Task to carry out
Give back each entry unchanged, minus pictures.

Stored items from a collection
►
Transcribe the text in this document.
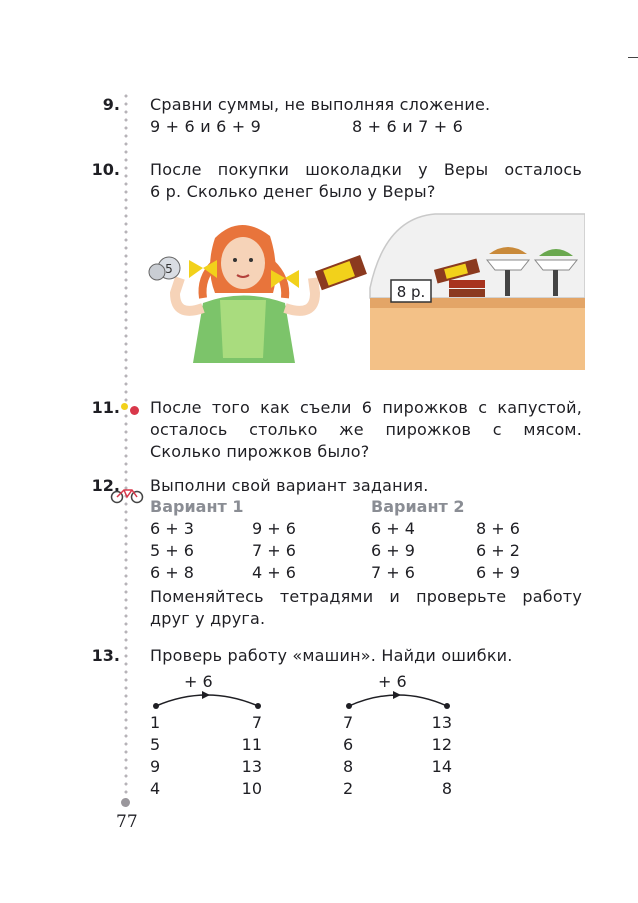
9. Сравни суммы, не выполняя сложение.
9 + 6 и 6 + 9	8 + 6 и 7 + 6
10. После покупки шоколадки у Веры осталось
6 р. Сколько денег было у Веры?
5
8 р.
11. После того как съели 6 пирожков с капустой,
осталось столько же пирожков с мясом.
Сколько пирожков было?
12. Выполни свой вариант задания.
Вариант 1	Вариант 2
6 + 3
5 + 6
6 + 8
9 + 6
7 + 6
4 + 6
6 + 4
6 + 9
7 + 6
8 + 6
6 + 2
6 + 9
Поменяйтесь тетрадями и проверьте работу
друг у друга.
13. Проверь работу «машин». Найди ошибки.
+ 6
1
5
9
4
7
11
13
10
+ 6
7
6
8
2
13
12
14
8
77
◄
Task result
Transcribe the text in this document.
9. Сравни суммы, не выполняя сложение.
9 + 6 и 6 + 9	8 + 6 и 7 + 6
10. После покупки шоколадки у Веры осталось
6 р. Сколько денег было у Веры?
5
8 р.
11. После того как съели 6 пирожков с капустой,
осталось столько же пирожков с мясом.
Сколько пирожков было?
12. Выполни свой вариант задания.
Вариант 1	Вариант 2
6 + 3
5 + 6
6 + 8
9 + 6
7 + 6
4 + 6
6 + 4
6 + 9
7 + 6
8 + 6
6 + 2
6 + 9
Поменяйтесь тетрадями и проверьте работу
друг у друга.
13. Проверь работу «машин». Найди ошибки.
+ 6
1
5
9
4
7
11
13
10
+ 6
7
6
8
2
13
12
14
8
77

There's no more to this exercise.